• _Work to be completed_: Reproduce all entries verbatim, with nothing added or dropped.

(Data excerpts)
------------

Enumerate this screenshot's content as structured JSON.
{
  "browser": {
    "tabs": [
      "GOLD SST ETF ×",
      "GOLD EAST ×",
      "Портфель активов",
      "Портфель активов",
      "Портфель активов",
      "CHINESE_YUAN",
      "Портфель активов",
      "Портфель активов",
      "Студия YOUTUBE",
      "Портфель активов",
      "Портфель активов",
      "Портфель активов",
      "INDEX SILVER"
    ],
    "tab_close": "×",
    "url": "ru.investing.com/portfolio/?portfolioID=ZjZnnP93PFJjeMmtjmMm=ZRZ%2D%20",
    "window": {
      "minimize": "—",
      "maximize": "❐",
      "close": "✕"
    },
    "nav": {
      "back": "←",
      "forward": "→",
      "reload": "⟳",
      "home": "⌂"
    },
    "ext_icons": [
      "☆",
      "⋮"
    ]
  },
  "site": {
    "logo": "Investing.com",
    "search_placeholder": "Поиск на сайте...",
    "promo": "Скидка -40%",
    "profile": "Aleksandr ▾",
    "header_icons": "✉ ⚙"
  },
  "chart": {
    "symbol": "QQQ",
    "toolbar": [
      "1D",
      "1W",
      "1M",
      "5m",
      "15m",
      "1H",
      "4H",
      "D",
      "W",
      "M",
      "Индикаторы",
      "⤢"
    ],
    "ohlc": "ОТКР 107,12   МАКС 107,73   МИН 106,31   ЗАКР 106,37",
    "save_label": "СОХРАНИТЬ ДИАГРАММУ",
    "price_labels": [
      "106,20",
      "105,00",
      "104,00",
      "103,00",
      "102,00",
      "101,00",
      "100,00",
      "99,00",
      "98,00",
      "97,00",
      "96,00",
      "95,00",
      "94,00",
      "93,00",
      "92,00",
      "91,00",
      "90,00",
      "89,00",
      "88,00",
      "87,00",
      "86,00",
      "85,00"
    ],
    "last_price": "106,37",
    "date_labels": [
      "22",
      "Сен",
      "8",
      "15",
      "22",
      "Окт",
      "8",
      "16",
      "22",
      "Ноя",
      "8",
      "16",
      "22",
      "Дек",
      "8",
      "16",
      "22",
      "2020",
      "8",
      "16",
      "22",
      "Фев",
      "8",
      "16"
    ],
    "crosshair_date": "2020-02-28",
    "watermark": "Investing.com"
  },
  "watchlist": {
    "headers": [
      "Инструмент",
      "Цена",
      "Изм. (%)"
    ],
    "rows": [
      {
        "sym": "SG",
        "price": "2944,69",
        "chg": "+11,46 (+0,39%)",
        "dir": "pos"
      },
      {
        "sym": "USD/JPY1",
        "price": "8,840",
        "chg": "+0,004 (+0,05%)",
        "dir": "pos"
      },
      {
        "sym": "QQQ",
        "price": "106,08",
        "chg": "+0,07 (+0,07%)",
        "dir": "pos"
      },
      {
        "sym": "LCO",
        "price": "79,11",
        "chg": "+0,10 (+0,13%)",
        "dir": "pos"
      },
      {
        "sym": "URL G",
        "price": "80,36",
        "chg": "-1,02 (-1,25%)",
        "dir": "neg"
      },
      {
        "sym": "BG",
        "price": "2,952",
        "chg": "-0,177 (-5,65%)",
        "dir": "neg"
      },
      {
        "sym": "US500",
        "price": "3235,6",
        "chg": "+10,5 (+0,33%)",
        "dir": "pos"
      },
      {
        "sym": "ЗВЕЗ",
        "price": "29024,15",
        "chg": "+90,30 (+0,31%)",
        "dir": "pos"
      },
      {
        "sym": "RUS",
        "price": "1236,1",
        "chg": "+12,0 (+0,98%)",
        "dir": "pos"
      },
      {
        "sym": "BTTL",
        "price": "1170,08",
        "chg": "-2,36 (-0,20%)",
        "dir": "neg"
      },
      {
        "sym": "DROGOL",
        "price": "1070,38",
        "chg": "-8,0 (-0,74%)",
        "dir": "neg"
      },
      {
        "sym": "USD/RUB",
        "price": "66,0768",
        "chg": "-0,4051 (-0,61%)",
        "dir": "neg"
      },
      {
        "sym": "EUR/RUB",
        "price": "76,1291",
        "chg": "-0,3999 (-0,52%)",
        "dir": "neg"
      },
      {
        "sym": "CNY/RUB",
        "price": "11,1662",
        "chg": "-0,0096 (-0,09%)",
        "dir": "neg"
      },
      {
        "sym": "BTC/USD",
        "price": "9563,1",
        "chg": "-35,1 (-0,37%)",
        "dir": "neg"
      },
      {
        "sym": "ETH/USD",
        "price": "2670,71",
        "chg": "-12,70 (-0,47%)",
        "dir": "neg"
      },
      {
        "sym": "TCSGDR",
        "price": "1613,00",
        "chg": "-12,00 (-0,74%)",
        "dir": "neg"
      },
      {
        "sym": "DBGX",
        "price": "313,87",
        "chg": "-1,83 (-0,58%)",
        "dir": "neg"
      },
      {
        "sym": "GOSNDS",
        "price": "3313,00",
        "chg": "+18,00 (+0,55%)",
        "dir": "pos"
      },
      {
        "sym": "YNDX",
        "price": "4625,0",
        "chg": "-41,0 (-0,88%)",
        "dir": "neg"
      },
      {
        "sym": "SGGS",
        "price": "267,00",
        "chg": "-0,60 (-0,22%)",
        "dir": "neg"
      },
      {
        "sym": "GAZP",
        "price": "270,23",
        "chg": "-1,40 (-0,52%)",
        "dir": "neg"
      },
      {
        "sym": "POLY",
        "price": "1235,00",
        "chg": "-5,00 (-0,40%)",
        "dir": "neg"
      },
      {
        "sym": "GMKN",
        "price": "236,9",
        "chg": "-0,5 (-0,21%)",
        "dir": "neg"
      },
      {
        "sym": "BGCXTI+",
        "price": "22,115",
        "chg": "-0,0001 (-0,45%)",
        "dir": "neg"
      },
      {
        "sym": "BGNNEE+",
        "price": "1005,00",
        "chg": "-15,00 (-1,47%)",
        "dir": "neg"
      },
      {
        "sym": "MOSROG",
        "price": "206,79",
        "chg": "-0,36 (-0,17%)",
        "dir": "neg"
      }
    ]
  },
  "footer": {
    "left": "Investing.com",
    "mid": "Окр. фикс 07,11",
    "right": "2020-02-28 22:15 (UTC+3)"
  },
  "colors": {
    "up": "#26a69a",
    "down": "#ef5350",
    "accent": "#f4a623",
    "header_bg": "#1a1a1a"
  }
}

------------

• _Answer to this task_:
Enumerate this screenshot's content as structured JSON.
{
  "browser": {
    "tabs": [
      "GOLD SST ETF ×",
      "GOLD EAST ×",
      "Портфель активов",
      "Портфель активов",
      "Портфель активов",
      "CHINESE_YUAN",
      "Портфель активов",
      "Портфель активов",
      "Студия YOUTUBE",
      "Портфель активов",
      "Портфель активов",
      "Портфель активов",
      "INDEX SILVER"
    ],
    "tab_close": "×",
    "url": "ru.investing.com/portfolio/?portfolioID=ZjZnnP93PFJjeMmtjmMm=ZRZ%2D%20",
    "window": {
      "minimize": "—",
      "maximize": "❐",
      "close": "✕"
    },
    "nav": {
      "back": "←",
      "forward": "→",
      "reload": "⟳",
      "home": "⌂"
    },
    "ext_icons": [
      "☆",
      "⋮"
    ]
  },
  "site": {
    "logo": "Investing.com",
    "search_placeholder": "Поиск на сайте...",
    "promo": "Скидка -40%",
    "profile": "Aleksandr ▾",
    "header_icons": "✉ ⚙"
  },
  "chart": {
    "symbol": "QQQ",
    "toolbar": [
      "1D",
      "1W",
      "1M",
      "5m",
      "15m",
      "1H",
      "4H",
      "D",
      "W",
      "M",
      "Индикаторы",
      "⤢"
    ],
    "ohlc": "ОТКР 107,12   МАКС 107,73   МИН 106,31   ЗАКР 106,37",
    "save_label": "СОХРАНИТЬ ДИАГРАММУ",
    "price_labels": [
      "106,20",
      "105,00",
      "104,00",
      "103,00",
      "102,00",
      "101,00",
      "100,00",
      "99,00",
      "98,00",
      "97,00",
      "96,00",
      "95,00",
      "94,00",
      "93,00",
      "92,00",
      "91,00",
      "90,00",
      "89,00",
      "88,00",
      "87,00",
      "86,00",
      "85,00"
    ],
    "last_price": "106,37",
    "date_labels": [
      "22",
      "Сен",
      "8",
      "15",
      "22",
      "Окт",
      "8",
      "16",
      "22",
      "Ноя",
      "8",
      "16",
      "22",
      "Дек",
      "8",
      "16",
      "22",
      "2020",
      "8",
      "16",
      "22",
      "Фев",
      "8",
      "16"
    ],
    "crosshair_date": "2020-02-28",
    "watermark": "Investing.com"
  },
  "watchlist": {
    "headers": [
      "Инструмент",
      "Цена",
      "Изм. (%)"
    ],
    "rows": [
      {
        "sym": "SG",
        "price": "2944,69",
        "chg": "+11,46 (+0,39%)",
        "dir": "pos"
      },
      {
        "sym": "USD/JPY1",
        "price": "8,840",
        "chg": "+0,004 (+0,05%)",
        "dir": "pos"
      },
      {
        "sym": "QQQ",
        "price": "106,08",
        "chg": "+0,07 (+0,07%)",
        "dir": "pos"
      },
      {
        "sym": "LCO",
        "price": "79,11",
        "chg": "+0,10 (+0,13%)",
        "dir": "pos"
      },
      {
        "sym": "URL G",
        "price": "80,36",
        "chg": "-1,02 (-1,25%)",
        "dir": "neg"
      },
      {
        "sym": "BG",
        "price": "2,952",
        "chg": "-0,177 (-5,65%)",
        "dir": "neg"
      },
      {
        "sym": "US500",
        "price": "3235,6",
        "chg": "+10,5 (+0,33%)",
        "dir": "pos"
      },
      {
        "sym": "ЗВЕЗ",
        "price": "29024,15",
        "chg": "+90,30 (+0,31%)",
        "dir": "pos"
      },
      {
        "sym": "RUS",
        "price": "1236,1",
        "chg": "+12,0 (+0,98%)",
        "dir": "pos"
      },
      {
        "sym": "BTTL",
        "price": "1170,08",
        "chg": "-2,36 (-0,20%)",
        "dir": "neg"
      },
      {
        "sym": "DROGOL",
        "price": "1070,38",
        "chg": "-8,0 (-0,74%)",
        "dir": "neg"
      },
      {
        "sym": "USD/RUB",
        "price": "66,0768",
        "chg": "-0,4051 (-0,61%)",
        "dir": "neg"
      },
      {
        "sym": "EUR/RUB",
        "price": "76,1291",
        "chg": "-0,3999 (-0,52%)",
        "dir": "neg"
      },
      {
        "sym": "CNY/RUB",
        "price": "11,1662",
        "chg": "-0,0096 (-0,09%)",
        "dir": "neg"
      },
      {
        "sym": "BTC/USD",
        "price": "9563,1",
        "chg": "-35,1 (-0,37%)",
        "dir": "neg"
      },
      {
        "sym": "ETH/USD",
        "price": "2670,71",
        "chg": "-12,70 (-0,47%)",
        "dir": "neg"
      },
      {
        "sym": "TCSGDR",
        "price": "1613,00",
        "chg": "-12,00 (-0,74%)",
        "dir": "neg"
      },
      {
        "sym": "DBGX",
        "price": "313,87",
        "chg": "-1,83 (-0,58%)",
        "dir": "neg"
      },
      {
        "sym": "GOSNDS",
        "price": "3313,00",
        "chg": "+18,00 (+0,55%)",
        "dir": "pos"
      },
      {
        "sym": "YNDX",
        "price": "4625,0",
        "chg": "-41,0 (-0,88%)",
        "dir": "neg"
      },
      {
        "sym": "SGGS",
        "price": "267,00",
        "chg": "-0,60 (-0,22%)",
        "dir": "neg"
      },
      {
        "sym": "GAZP",
        "price": "270,23",
        "chg": "-1,40 (-0,52%)",
        "dir": "neg"
      },
      {
        "sym": "POLY",
        "price": "1235,00",
        "chg": "-5,00 (-0,40%)",
        "dir": "neg"
      },
      {
        "sym": "GMKN",
        "price": "236,9",
        "chg": "-0,5 (-0,21%)",
        "dir": "neg"
      },
      {
        "sym": "BGCXTI+",
        "price": "22,115",
        "chg": "-0,0001 (-0,45%)",
        "dir": "neg"
      },
      {
        "sym": "BGNNEE+",
        "price": "1005,00",
        "chg": "-15,00 (-1,47%)",
        "dir": "neg"
      },
      {
        "sym": "MOSROG",
        "price": "206,79",
        "chg": "-0,36 (-0,17%)",
        "dir": "neg"
      }
    ]
  },
  "footer": {
    "left": "Investing.com",
    "mid": "Окр. фикс 07,11",
    "right": "2020-02-28 22:15 (UTC+3)"
  },
  "colors": {
    "up": "#26a69a",
    "down": "#ef5350",
    "accent": "#f4a623",
    "header_bg": "#1a1a1a"
  }
}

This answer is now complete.